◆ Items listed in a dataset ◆
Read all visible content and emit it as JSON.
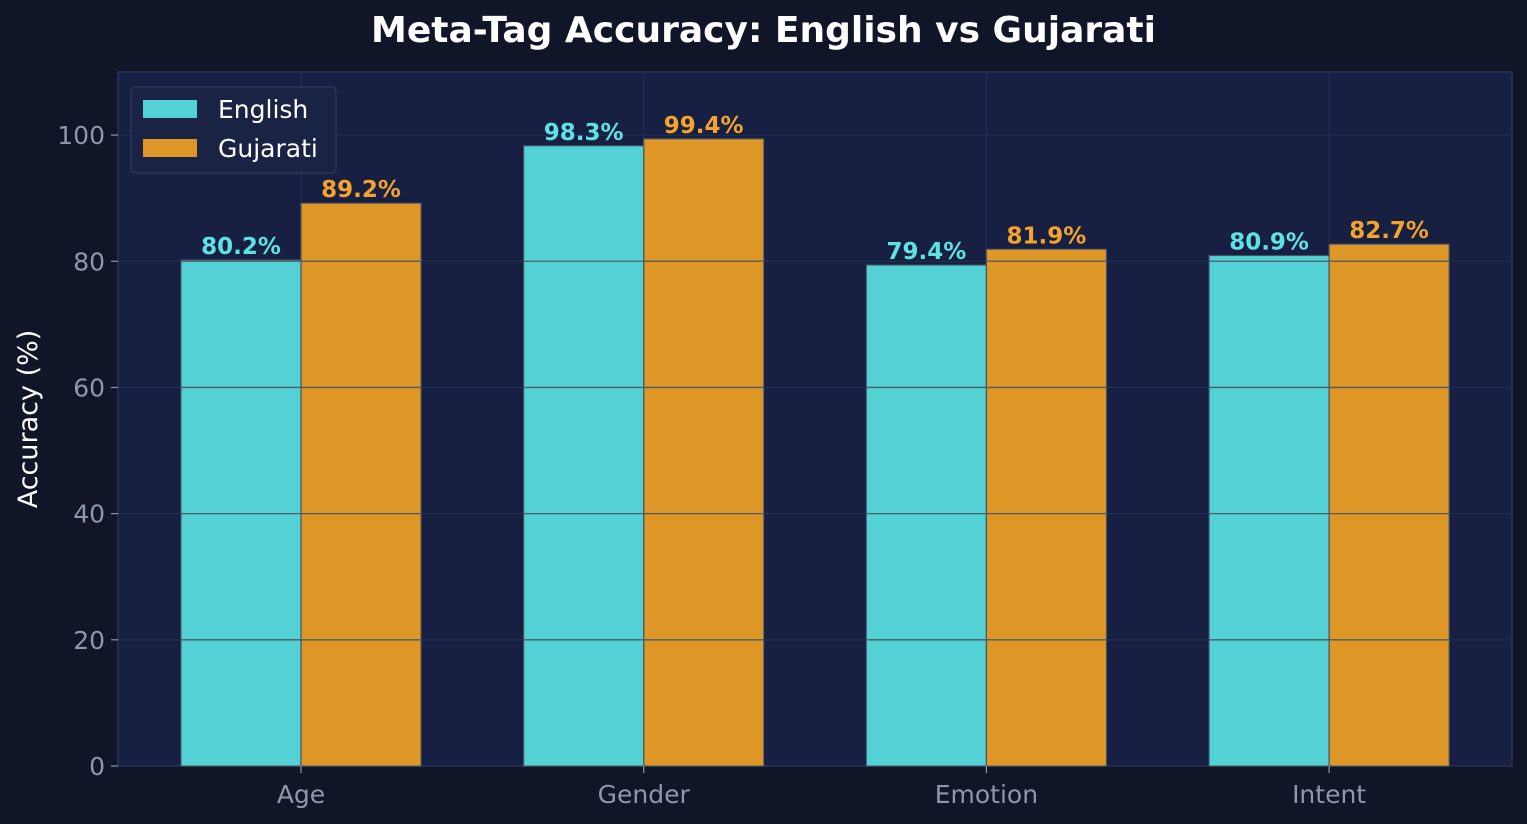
{
  "chart_data": {
    "type": "bar",
    "title": "Meta-Tag Accuracy: English vs Gujarati",
    "xlabel": "",
    "ylabel": "Accuracy (%)",
    "categories": [
      "Age",
      "Gender",
      "Emotion",
      "Intent"
    ],
    "series": [
      {
        "name": "English",
        "values": [
          80.2,
          98.3,
          79.4,
          80.9
        ],
        "labels": [
          "80.2%",
          "98.3%",
          "79.4%",
          "80.9%"
        ],
        "color": "#53d1d4",
        "label_color": "#5de3e6"
      },
      {
        "name": "Gujarati",
        "values": [
          89.2,
          99.4,
          81.9,
          82.7
        ],
        "labels": [
          "89.2%",
          "99.4%",
          "81.9%",
          "82.7%"
        ],
        "color": "#de9626",
        "label_color": "#f5a32a"
      }
    ],
    "ylim": [
      0,
      110
    ],
    "yticks": [
      0,
      20,
      40,
      60,
      80,
      100
    ],
    "grid": true,
    "legend_position": "top-left"
  },
  "colors": {
    "page_background": "#101528",
    "plot_background": "#172042",
    "grid": "#243055",
    "axis": "#2b3456",
    "bar_line": "#4a5a66"
  }
}
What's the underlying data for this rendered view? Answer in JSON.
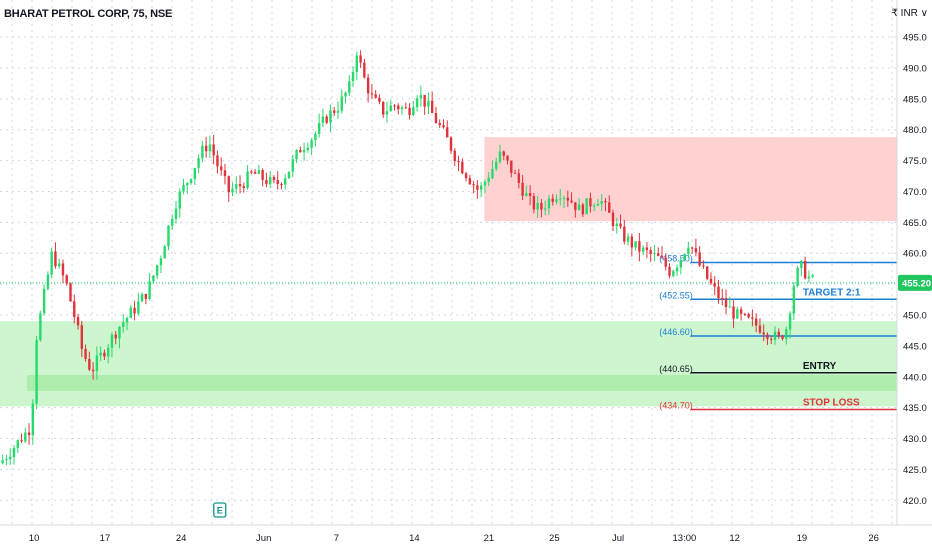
{
  "header": {
    "title": "BHARAT PETROL CORP, 75, NSE",
    "currency": "₹ INR ∨"
  },
  "colors": {
    "up": "#26d96b",
    "down": "#e0323a",
    "supply_zone": "#ffcccc",
    "demand_zone": "#c9f5c9",
    "demand_band": "#a6eba6",
    "target_line": "#1e7ed6",
    "entry_line": "#131722",
    "stop_line": "#e0323a",
    "price_badge": "#22c55e",
    "earnings_icon": "#0d9488",
    "grid": "#d4d8e0"
  },
  "chart_data": {
    "type": "candlestick",
    "title": "BHARAT PETROL CORP, 75, NSE",
    "ylim": [
      416,
      501
    ],
    "y_ticks": [
      420,
      425,
      430,
      435,
      440,
      445,
      450,
      455,
      460,
      465,
      470,
      475,
      480,
      485,
      490,
      495
    ],
    "y_tick_labels": [
      "420.0",
      "425.0",
      "430.0",
      "435.0",
      "440.0",
      "445.0",
      "450.0",
      "455.0",
      "460.0",
      "465.0",
      "470.0",
      "475.0",
      "480.0",
      "485.0",
      "490.0",
      "495.0"
    ],
    "x_tick_labels": [
      "10",
      "17",
      "24",
      "Jun",
      "7",
      "14",
      "21",
      "25",
      "Jul",
      "13:00",
      "12",
      "19",
      "26"
    ],
    "x_range": [
      0,
      100
    ],
    "x_ticks": [
      3.8,
      11.7,
      20.2,
      29.4,
      37.5,
      46.2,
      54.5,
      61.8,
      68.9,
      76.3,
      81.9,
      89.4,
      97.4
    ],
    "current_price": 455.2,
    "current_price_label": "455.20",
    "price_path": [
      [
        0,
        426
      ],
      [
        3.5,
        432
      ],
      [
        4,
        446
      ],
      [
        5.8,
        460
      ],
      [
        7.4,
        455
      ],
      [
        8.6,
        448
      ],
      [
        9.2,
        444
      ],
      [
        10.2,
        441
      ],
      [
        11.5,
        444
      ],
      [
        13.2,
        448
      ],
      [
        15,
        451
      ],
      [
        16.5,
        454
      ],
      [
        18,
        460
      ],
      [
        19.5,
        468
      ],
      [
        21,
        472
      ],
      [
        22.3,
        476
      ],
      [
        23.3,
        478
      ],
      [
        24.3,
        474
      ],
      [
        25.5,
        470
      ],
      [
        26.8,
        471
      ],
      [
        28.2,
        473
      ],
      [
        29.4,
        472
      ],
      [
        30.7,
        471
      ],
      [
        32,
        473
      ],
      [
        33.5,
        477
      ],
      [
        35,
        479
      ],
      [
        36.4,
        482
      ],
      [
        37.8,
        484
      ],
      [
        39,
        487
      ],
      [
        39.8,
        493
      ],
      [
        40.4,
        489
      ],
      [
        41.5,
        485
      ],
      [
        42.7,
        483
      ],
      [
        44,
        484
      ],
      [
        45.5,
        483
      ],
      [
        46.5,
        486
      ],
      [
        47.6,
        484
      ],
      [
        48.8,
        481
      ],
      [
        50,
        478
      ],
      [
        51,
        475
      ],
      [
        52.4,
        472
      ],
      [
        53.4,
        470
      ],
      [
        54.6,
        473
      ],
      [
        55.8,
        476
      ],
      [
        56.8,
        474
      ],
      [
        58,
        471
      ],
      [
        59.2,
        468
      ],
      [
        60.2,
        467
      ],
      [
        61.4,
        469
      ],
      [
        62.4,
        470
      ],
      [
        63.4,
        469
      ],
      [
        64.6,
        467
      ],
      [
        65.6,
        468
      ],
      [
        66.8,
        469
      ],
      [
        68,
        466
      ],
      [
        69.3,
        463
      ],
      [
        70.8,
        461
      ],
      [
        72.2,
        460
      ],
      [
        73.6,
        459
      ],
      [
        74.7,
        457
      ],
      [
        75.8,
        459
      ],
      [
        76.8,
        462
      ],
      [
        78,
        458
      ],
      [
        79.2,
        455
      ],
      [
        80.6,
        452
      ],
      [
        82,
        450
      ],
      [
        83.4,
        449
      ],
      [
        84.8,
        448
      ],
      [
        85.8,
        447
      ],
      [
        86.8,
        446
      ],
      [
        87.7,
        448
      ],
      [
        88.5,
        455
      ],
      [
        89.2,
        458
      ],
      [
        90.2,
        456
      ],
      [
        91,
        455
      ]
    ],
    "zones": [
      {
        "name": "supply-zone",
        "x": [
          54,
          100
        ],
        "y": [
          465.2,
          478.8
        ]
      },
      {
        "name": "demand-zone",
        "x": [
          0,
          100
        ],
        "y": [
          435.2,
          449.0
        ]
      },
      {
        "name": "demand-band",
        "x": [
          3,
          100
        ],
        "y": [
          437.7,
          440.3
        ]
      }
    ],
    "levels": [
      {
        "name": "stop-loss",
        "value": 434.7,
        "value_label": "(434.70)",
        "label": "STOP LOSS",
        "color": "#e0323a"
      },
      {
        "name": "entry",
        "value": 440.65,
        "value_label": "(440.65)",
        "label": "ENTRY",
        "color": "#131722"
      },
      {
        "name": "lower-target",
        "value": 446.6,
        "value_label": "(446.60)",
        "label": "",
        "color": "#1e7ed6"
      },
      {
        "name": "target",
        "value": 452.55,
        "value_label": "(452.55)",
        "label": "TARGET 2:1",
        "color": "#1e7ed6"
      },
      {
        "name": "upper-target",
        "value": 458.5,
        "value_label": "(458.50)",
        "label": "",
        "color": "#1e7ed6"
      }
    ],
    "earnings_marker": {
      "x": 24.5,
      "label": "E"
    },
    "grid": true
  }
}
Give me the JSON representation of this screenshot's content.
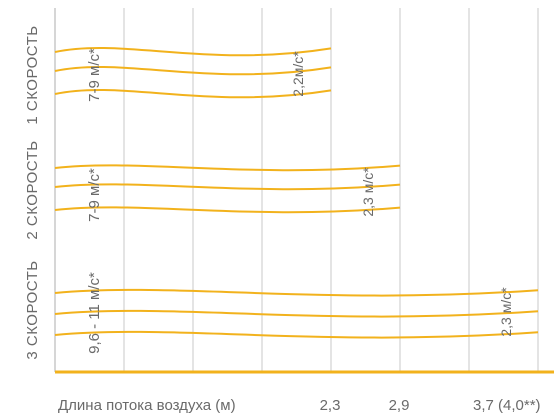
{
  "chart_data": {
    "type": "line",
    "xlabel": "Длина потока воздуха (м)",
    "x_ticks": [
      "2,3",
      "2,9",
      "3,7 (4,0**)"
    ],
    "colors": {
      "curve": "#f2b21c",
      "axis": "#f2b21c",
      "grid": "#c8c8c8",
      "text": "#6a6a6a"
    },
    "rows": [
      {
        "name": "1 СКОРОСТЬ",
        "start_speed": "7-9 м/с*",
        "end_speed": "2,2м/с*",
        "reach": "2,3",
        "curves": 3
      },
      {
        "name": "2 СКОРОСТЬ",
        "start_speed": "7-9 м/с*",
        "end_speed": "2,3 м/с*",
        "reach": "2,9",
        "curves": 3
      },
      {
        "name": "3 СКОРОСТЬ",
        "start_speed": "9,6 - 11 м/с*",
        "end_speed": "2,3 м/с*",
        "reach": "3,7 (4,0**)",
        "curves": 3
      }
    ]
  }
}
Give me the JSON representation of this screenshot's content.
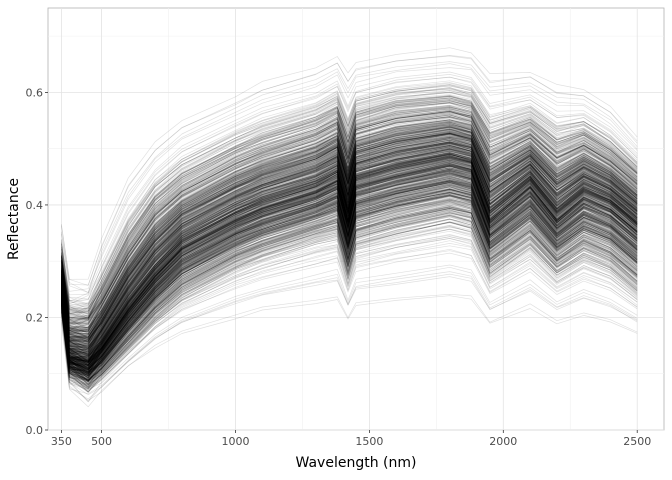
{
  "chart_data": {
    "type": "line",
    "title": "",
    "xlabel": "Wavelength (nm)",
    "ylabel": "Reflectance",
    "xlim": [
      300,
      2600
    ],
    "ylim": [
      0.0,
      0.75
    ],
    "x_ticks": [
      350,
      500,
      1000,
      1500,
      2000,
      2500
    ],
    "y_ticks": [
      0.0,
      0.2,
      0.4,
      0.6
    ],
    "x_tick_labels": [
      "350",
      "500",
      "1000",
      "1500",
      "2000",
      "2500"
    ],
    "y_tick_labels": [
      "0.0",
      "0.2",
      "0.4",
      "0.6"
    ],
    "grid": true,
    "legend": "none",
    "line_color": "#000000",
    "line_opacity": 0.12,
    "series_count": 900,
    "x": [
      350,
      380,
      450,
      500,
      600,
      700,
      800,
      1000,
      1100,
      1300,
      1380,
      1420,
      1450,
      1600,
      1800,
      1880,
      1950,
      2100,
      2200,
      2300,
      2400,
      2500
    ],
    "representative_series": [
      {
        "values": [
          0.39,
          0.3,
          0.3,
          0.38,
          0.5,
          0.56,
          0.6,
          0.64,
          0.665,
          0.69,
          0.71,
          0.695,
          0.7,
          0.71,
          0.72,
          0.715,
          0.69,
          0.68,
          0.665,
          0.64,
          0.61,
          0.55
        ]
      },
      {
        "values": [
          0.3,
          0.2,
          0.2,
          0.24,
          0.33,
          0.4,
          0.44,
          0.49,
          0.51,
          0.54,
          0.56,
          0.5,
          0.55,
          0.57,
          0.58,
          0.57,
          0.51,
          0.54,
          0.5,
          0.52,
          0.49,
          0.45
        ]
      },
      {
        "values": [
          0.25,
          0.13,
          0.12,
          0.15,
          0.22,
          0.28,
          0.33,
          0.38,
          0.4,
          0.43,
          0.45,
          0.38,
          0.44,
          0.46,
          0.48,
          0.47,
          0.38,
          0.44,
          0.38,
          0.42,
          0.4,
          0.36
        ]
      },
      {
        "values": [
          0.22,
          0.1,
          0.08,
          0.1,
          0.15,
          0.2,
          0.24,
          0.29,
          0.31,
          0.34,
          0.35,
          0.28,
          0.33,
          0.35,
          0.37,
          0.36,
          0.28,
          0.33,
          0.28,
          0.31,
          0.29,
          0.25
        ]
      },
      {
        "values": [
          0.2,
          0.06,
          0.04,
          0.06,
          0.1,
          0.13,
          0.15,
          0.17,
          0.18,
          0.19,
          0.195,
          0.17,
          0.185,
          0.19,
          0.195,
          0.19,
          0.16,
          0.18,
          0.16,
          0.17,
          0.16,
          0.145
        ]
      }
    ]
  }
}
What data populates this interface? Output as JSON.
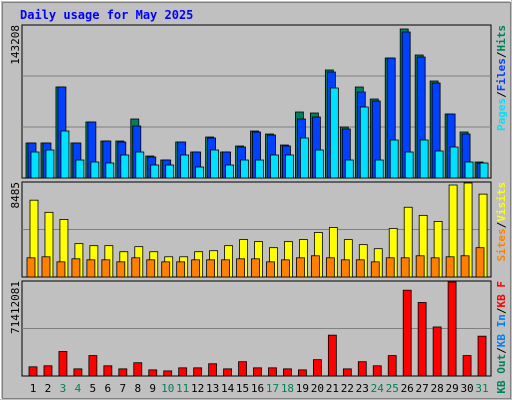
{
  "title": "Daily usage for May 2025",
  "legend_separator": "/",
  "highlight_color": "#00805c",
  "highlighted_categories": [
    "3",
    "4",
    "10",
    "11",
    "17",
    "18",
    "24",
    "25",
    "31"
  ],
  "chart_data": [
    {
      "type": "bar",
      "categories": [
        "1",
        "2",
        "3",
        "4",
        "5",
        "6",
        "7",
        "8",
        "9",
        "10",
        "11",
        "12",
        "13",
        "14",
        "15",
        "16",
        "17",
        "18",
        "19",
        "20",
        "21",
        "22",
        "23",
        "24",
        "25",
        "26",
        "27",
        "28",
        "29",
        "30",
        "31"
      ],
      "ylim": [
        0,
        143208
      ],
      "yticks": [
        143208
      ],
      "series": [
        {
          "name": "Hits",
          "color": "#00805c",
          "values": [
            32760,
            32760,
            85176,
            32760,
            52416,
            34632,
            34632,
            55224,
            20592,
            16848,
            33696,
            24336,
            38376,
            24336,
            29952,
            43992,
            41184,
            30888,
            61776,
            60840,
            101088,
            47736,
            85176,
            73944,
            112320,
            139464,
            115128,
            90792,
            59904,
            43056,
            14976
          ]
        },
        {
          "name": "Files",
          "color": "#0040ff",
          "values": [
            32760,
            32760,
            85176,
            32760,
            52416,
            34632,
            33696,
            48672,
            19656,
            16848,
            33696,
            24336,
            37440,
            24336,
            29016,
            43056,
            40248,
            29952,
            55224,
            57096,
            99216,
            45864,
            80496,
            72072,
            112320,
            136656,
            113256,
            88920,
            59904,
            41184,
            14040
          ]
        },
        {
          "name": "Pages",
          "color": "#00e0ff",
          "values": [
            24336,
            26208,
            43992,
            16848,
            14976,
            14040,
            21528,
            24336,
            12168,
            12168,
            21528,
            10296,
            26208,
            12168,
            16848,
            16848,
            21528,
            21528,
            37440,
            26208,
            84240,
            16848,
            66456,
            16848,
            35568,
            24336,
            35568,
            25272,
            29016,
            14976,
            14040
          ]
        }
      ]
    },
    {
      "type": "bar",
      "ylim": [
        0,
        8485
      ],
      "yticks": [
        8485
      ],
      "series": [
        {
          "name": "Visits",
          "color": "#ffff00",
          "values": [
            6861,
            5777,
            5145,
            2979,
            2798,
            2798,
            2257,
            2708,
            2257,
            1805,
            1805,
            2257,
            2347,
            2798,
            3340,
            3159,
            2618,
            3159,
            3340,
            3972,
            4423,
            3340,
            2889,
            2528,
            4333,
            6229,
            5506,
            4965,
            8215,
            8395,
            7402
          ]
        },
        {
          "name": "Sites",
          "color": "#ff8000",
          "values": [
            1715,
            1805,
            1354,
            1625,
            1535,
            1535,
            1354,
            1715,
            1535,
            1354,
            1354,
            1535,
            1535,
            1535,
            1625,
            1625,
            1354,
            1535,
            1715,
            1896,
            1715,
            1535,
            1535,
            1354,
            1715,
            1715,
            1896,
            1715,
            1805,
            1896,
            2618
          ]
        }
      ]
    },
    {
      "type": "bar",
      "ylim": [
        0,
        71412081
      ],
      "yticks": [
        71412081
      ],
      "series": [
        {
          "name": "KB F",
          "color": "#ff0000",
          "values": [
            6910848,
            7678720,
            18428928,
            5375104,
            15357440,
            7678720,
            5375104,
            9982336,
            4607232,
            3839360,
            6142976,
            6142976,
            9214464,
            5375104,
            10750208,
            6142976,
            6142976,
            5375104,
            4607232,
            12285952,
            30714880,
            5375104,
            10750208,
            7678720,
            15357440,
            64501248,
            55286784,
            36857856,
            70644224,
            15357440,
            29947008
          ]
        },
        {
          "name": "KB In",
          "color": "#0080ff"
        },
        {
          "name": "KB Out",
          "color": "#00805c"
        }
      ]
    }
  ]
}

◆ Problem to work on ◆
Go through the records and show every line with the string "title" in it.

◆ The answer ◆
    "title": "Meta-Tag Accuracy: English vs Gujarati",
    "title": "BHARAT PETROL CORP, 75, NSE",
    "title": "BHARAT PETROL CORP, 75, NSE",
    "title": "",
  "title": "Daily usage for May 2025",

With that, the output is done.